• What to do:
Pictures do not belong in the copy; transcribe everything else in the records exactly.

• Records supplied:
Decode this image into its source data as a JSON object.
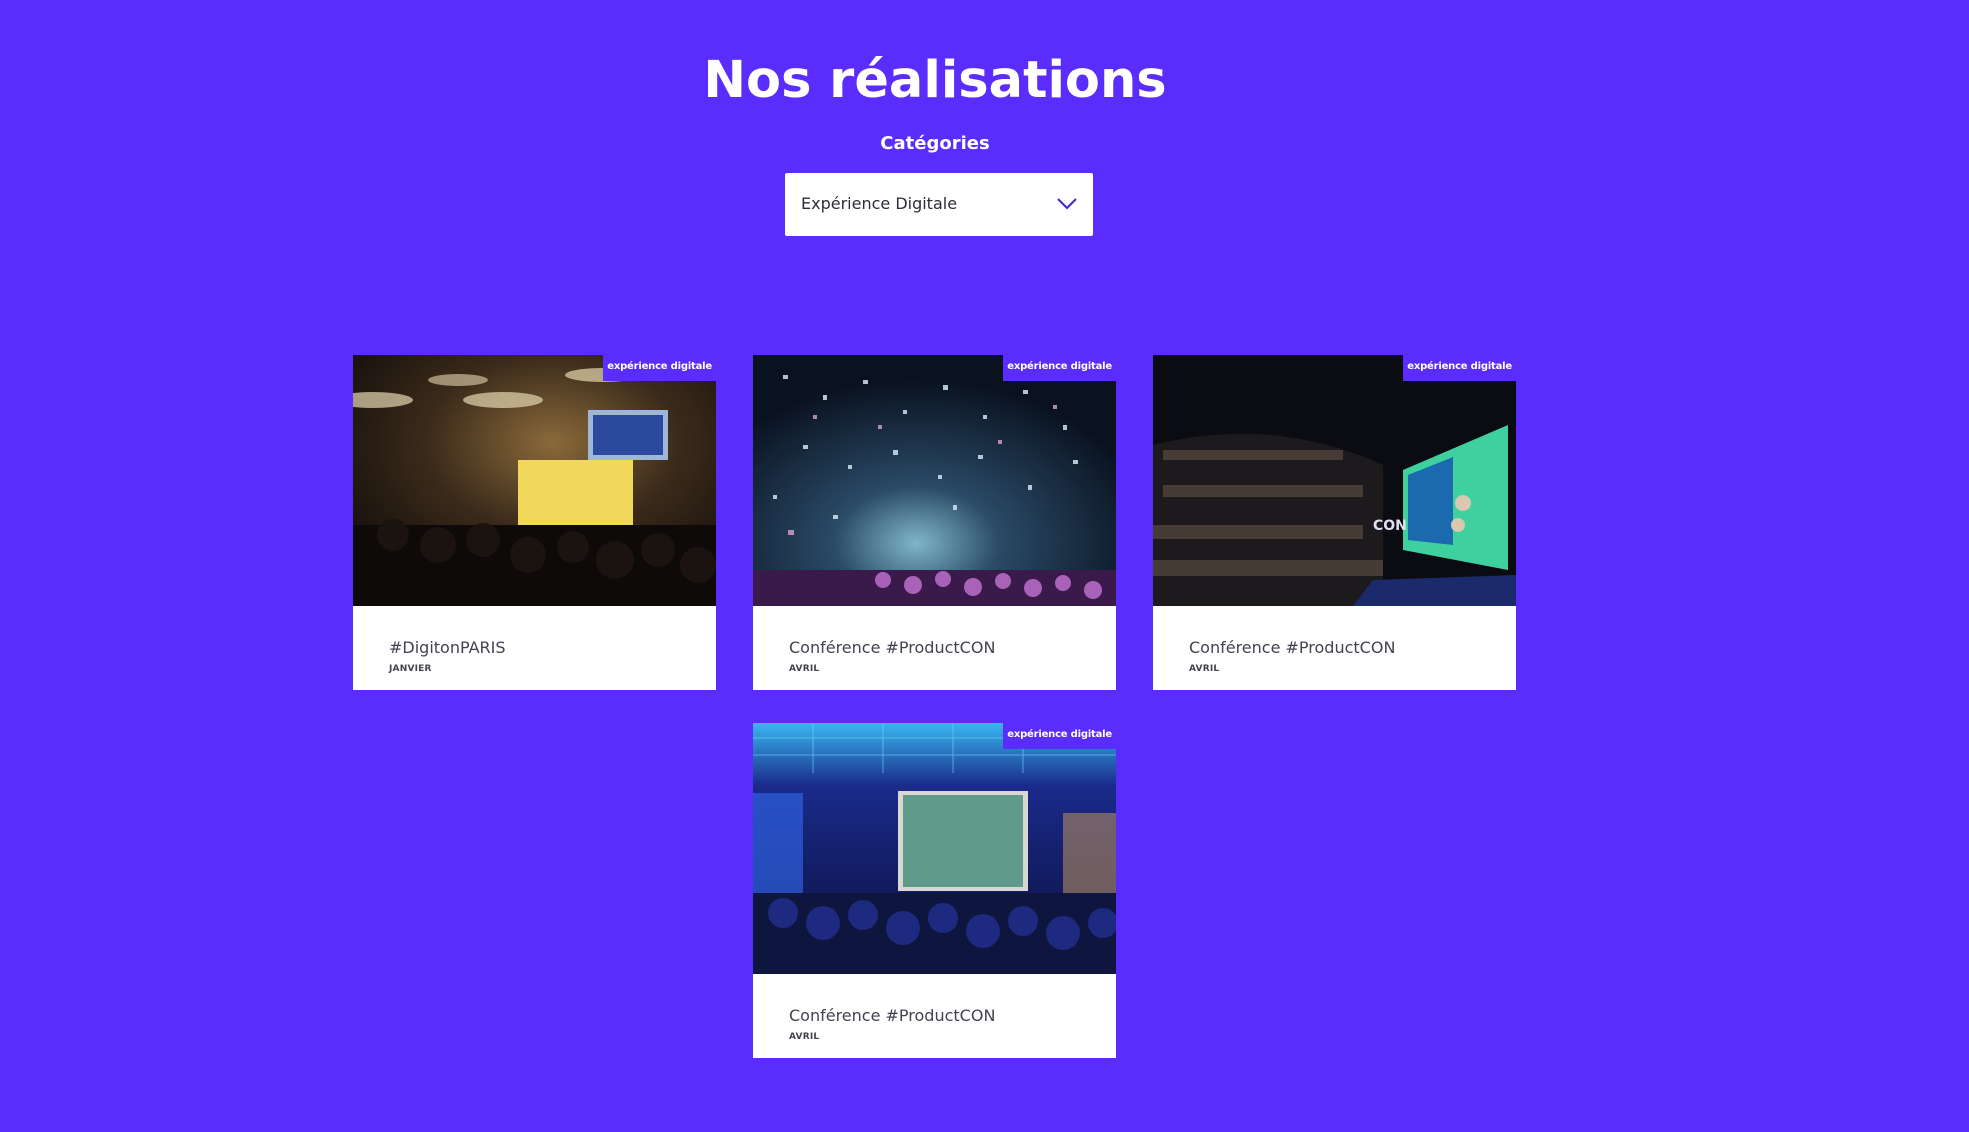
{
  "header": {
    "title": "Nos réalisations"
  },
  "filter": {
    "label": "Catégories",
    "selected": "Expérience Digitale"
  },
  "colors": {
    "background": "#5a2dfc",
    "card": "#ffffff",
    "text_dark": "#43434f"
  },
  "cards": [
    {
      "badge": "expérience digitale",
      "title": "#DigitonPARIS",
      "date": "JANVIER"
    },
    {
      "badge": "expérience digitale",
      "title": "Conférence #ProductCON",
      "date": "AVRIL"
    },
    {
      "badge": "expérience digitale",
      "title": "Conférence #ProductCON",
      "date": "AVRIL"
    },
    {
      "badge": "expérience digitale",
      "title": "Conférence #ProductCON",
      "date": "AVRIL"
    }
  ],
  "icons": {
    "select": "chevron-down-icon"
  }
}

• Full output:
Decode this image into its source data as a JSON object.
{
  "header": {
    "title": "Nos réalisations"
  },
  "filter": {
    "label": "Catégories",
    "selected": "Expérience Digitale"
  },
  "colors": {
    "background": "#5a2dfc",
    "card": "#ffffff",
    "text_dark": "#43434f"
  },
  "cards": [
    {
      "badge": "expérience digitale",
      "title": "#DigitonPARIS",
      "date": "JANVIER"
    },
    {
      "badge": "expérience digitale",
      "title": "Conférence #ProductCON",
      "date": "AVRIL"
    },
    {
      "badge": "expérience digitale",
      "title": "Conférence #ProductCON",
      "date": "AVRIL"
    },
    {
      "badge": "expérience digitale",
      "title": "Conférence #ProductCON",
      "date": "AVRIL"
    }
  ],
  "icons": {
    "select": "chevron-down-icon"
  }
}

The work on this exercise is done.